Strip the pictures and reproduce the rest of the listing exactly.

[Stored records]
--- Start ---
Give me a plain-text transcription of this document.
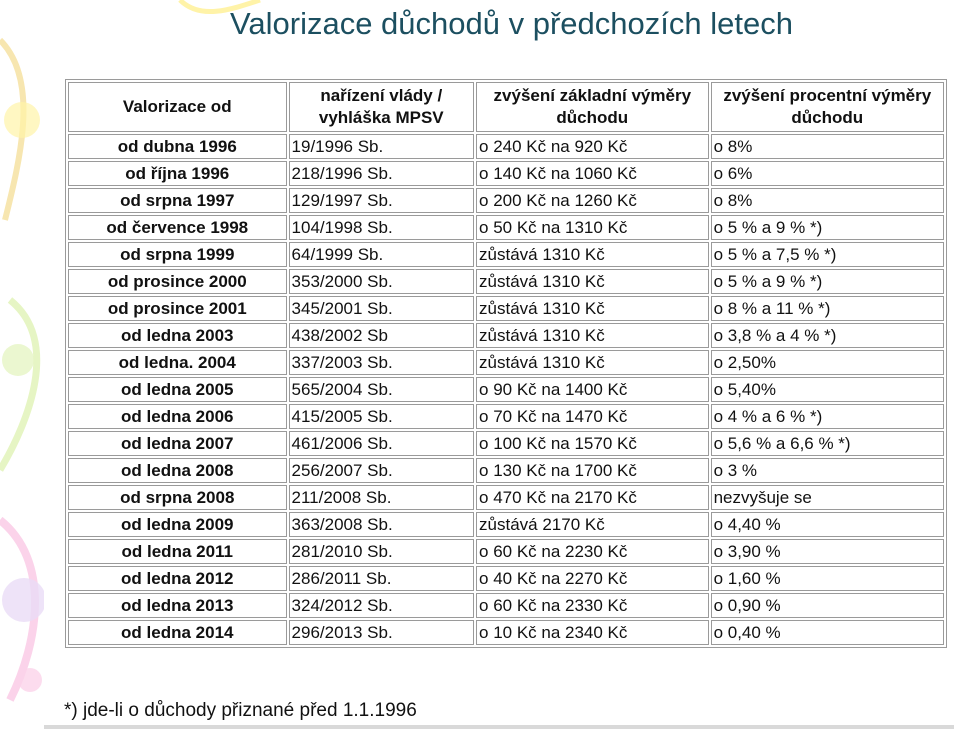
Valorizace důchodů v předchozích letech
Valorizace od	nařízení vlády / vyhláška MPSV	zvýšení základní výměry důchodu	zvýšení procentní výměry důchodu
od dubna 1996	19/1996 Sb.	o 240 Kč na 920 Kč	o 8%
od října 1996	218/1996 Sb.	o 140 Kč na 1060 Kč	o 6%
od srpna 1997	129/1997 Sb.	o 200 Kč na 1260 Kč	o 8%
od července 1998	104/1998 Sb.	o 50 Kč na 1310 Kč	o 5 % a 9 % *)
od srpna 1999	64/1999 Sb.	zůstává 1310 Kč	o 5 % a 7,5 % *)
od prosince 2000	353/2000 Sb.	zůstává 1310 Kč	o 5 % a 9 % *)
od prosince 2001	345/2001 Sb.	zůstává 1310 Kč	o 8 % a 11 % *)
od ledna 2003	438/2002 Sb	zůstává 1310 Kč	o 3,8 % a 4 % *)
od ledna. 2004	337/2003 Sb.	zůstává 1310 Kč	o 2,50%
od ledna 2005	565/2004 Sb.	o 90 Kč na 1400 Kč	o 5,40%
od ledna 2006	415/2005 Sb.	o 70 Kč na 1470 Kč	o 4 % a 6 % *)
od ledna 2007	461/2006 Sb.	o 100 Kč na 1570 Kč	o 5,6 % a 6,6 % *)
od ledna 2008	256/2007 Sb.	o 130 Kč na 1700 Kč	o 3 %
od srpna 2008	211/2008 Sb.	o 470 Kč na 2170 Kč	nezvyšuje se
od ledna 2009	363/2008 Sb.	zůstává 2170 Kč	o 4,40 %
od ledna 2011	281/2010 Sb.	o 60 Kč na 2230 Kč	o 3,90 %
od ledna 2012	286/2011 Sb.	o 40 Kč na 2270 Kč	o 1,60 %
od ledna 2013	324/2012 Sb.	o 60 Kč na 2330 Kč	o 0,90 %
od ledna 2014	296/2013 Sb.	o 10 Kč na 2340 Kč	o 0,40 %
*) jde-li o důchody přiznané před 1.1.1996
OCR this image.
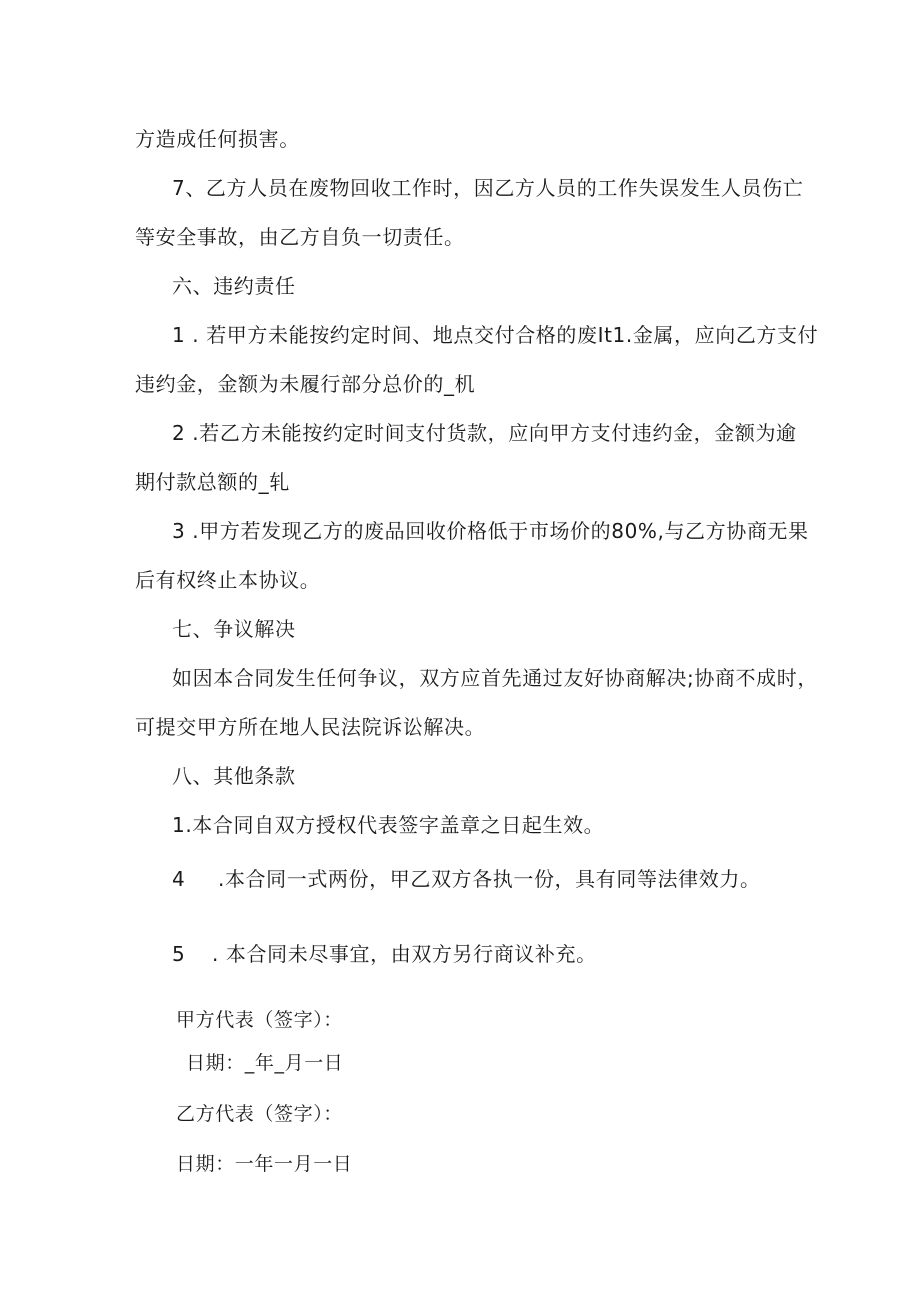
方造成任何损害。
7、乙方人员在废物回收工作时，因乙方人员的工作失误发生人员伤亡
等安全事故，由乙方自负一切责任。
六、违约责任
1 . 若甲方未能按约定时间、地点交付合格的废It1.金属，应向乙方支付
违约金，金额为未履行部分总价的_机
2 .若乙方未能按约定时间支付货款，应向甲方支付违约金，金额为逾
期付款总额的_轧
3 .甲方若发现乙方的废品回收价格低于市场价的80%,与乙方协商无果
后有权终止本协议。
七、争议解决
如因本合同发生任何争议，双方应首先通过友好协商解决;协商不成时，
可提交甲方所在地人民法院诉讼解决。
八、其他条款
1.本合同自双方授权代表签字盖章之日起生效。
4 .本合同一式两份，甲乙双方各执一份，具有同等法律效力。
5 . 本合同未尽事宜，由双方另行商议补充。
甲方代表（签字）：
日期：_年_月一日
乙方代表（签字）：
日期：一年一月一日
--- End ---
### Result:
Give me a plain-text transcription of this document.
Valorizace důchodů v předchozích letech
Valorizace od	nařízení vlády / vyhláška MPSV	zvýšení základní výměry důchodu	zvýšení procentní výměry důchodu
od dubna 1996	19/1996 Sb.	o 240 Kč na 920 Kč	o 8%
od října 1996	218/1996 Sb.	o 140 Kč na 1060 Kč	o 6%
od srpna 1997	129/1997 Sb.	o 200 Kč na 1260 Kč	o 8%
od července 1998	104/1998 Sb.	o 50 Kč na 1310 Kč	o 5 % a 9 % *)
od srpna 1999	64/1999 Sb.	zůstává 1310 Kč	o 5 % a 7,5 % *)
od prosince 2000	353/2000 Sb.	zůstává 1310 Kč	o 5 % a 9 % *)
od prosince 2001	345/2001 Sb.	zůstává 1310 Kč	o 8 % a 11 % *)
od ledna 2003	438/2002 Sb	zůstává 1310 Kč	o 3,8 % a 4 % *)
od ledna. 2004	337/2003 Sb.	zůstává 1310 Kč	o 2,50%
od ledna 2005	565/2004 Sb.	o 90 Kč na 1400 Kč	o 5,40%
od ledna 2006	415/2005 Sb.	o 70 Kč na 1470 Kč	o 4 % a 6 % *)
od ledna 2007	461/2006 Sb.	o 100 Kč na 1570 Kč	o 5,6 % a 6,6 % *)
od ledna 2008	256/2007 Sb.	o 130 Kč na 1700 Kč	o 3 %
od srpna 2008	211/2008 Sb.	o 470 Kč na 2170 Kč	nezvyšuje se
od ledna 2009	363/2008 Sb.	zůstává 2170 Kč	o 4,40 %
od ledna 2011	281/2010 Sb.	o 60 Kč na 2230 Kč	o 3,90 %
od ledna 2012	286/2011 Sb.	o 40 Kč na 2270 Kč	o 1,60 %
od ledna 2013	324/2012 Sb.	o 60 Kč na 2330 Kč	o 0,90 %
od ledna 2014	296/2013 Sb.	o 10 Kč na 2340 Kč	o 0,40 %
*) jde-li o důchody přiznané před 1.1.1996
OCR this image.
方造成任何损害。
7、乙方人员在废物回收工作时，因乙方人员的工作失误发生人员伤亡
等安全事故，由乙方自负一切责任。
六、违约责任
1 . 若甲方未能按约定时间、地点交付合格的废It1.金属，应向乙方支付
违约金，金额为未履行部分总价的_机
2 .若乙方未能按约定时间支付货款，应向甲方支付违约金，金额为逾
期付款总额的_轧
3 .甲方若发现乙方的废品回收价格低于市场价的80%,与乙方协商无果
后有权终止本协议。
七、争议解决
如因本合同发生任何争议，双方应首先通过友好协商解决;协商不成时，
可提交甲方所在地人民法院诉讼解决。
八、其他条款
1.本合同自双方授权代表签字盖章之日起生效。
4 .本合同一式两份，甲乙双方各执一份，具有同等法律效力。
5 . 本合同未尽事宜，由双方另行商议补充。
甲方代表（签字）：
日期：_年_月一日
乙方代表（签字）：
日期：一年一月一日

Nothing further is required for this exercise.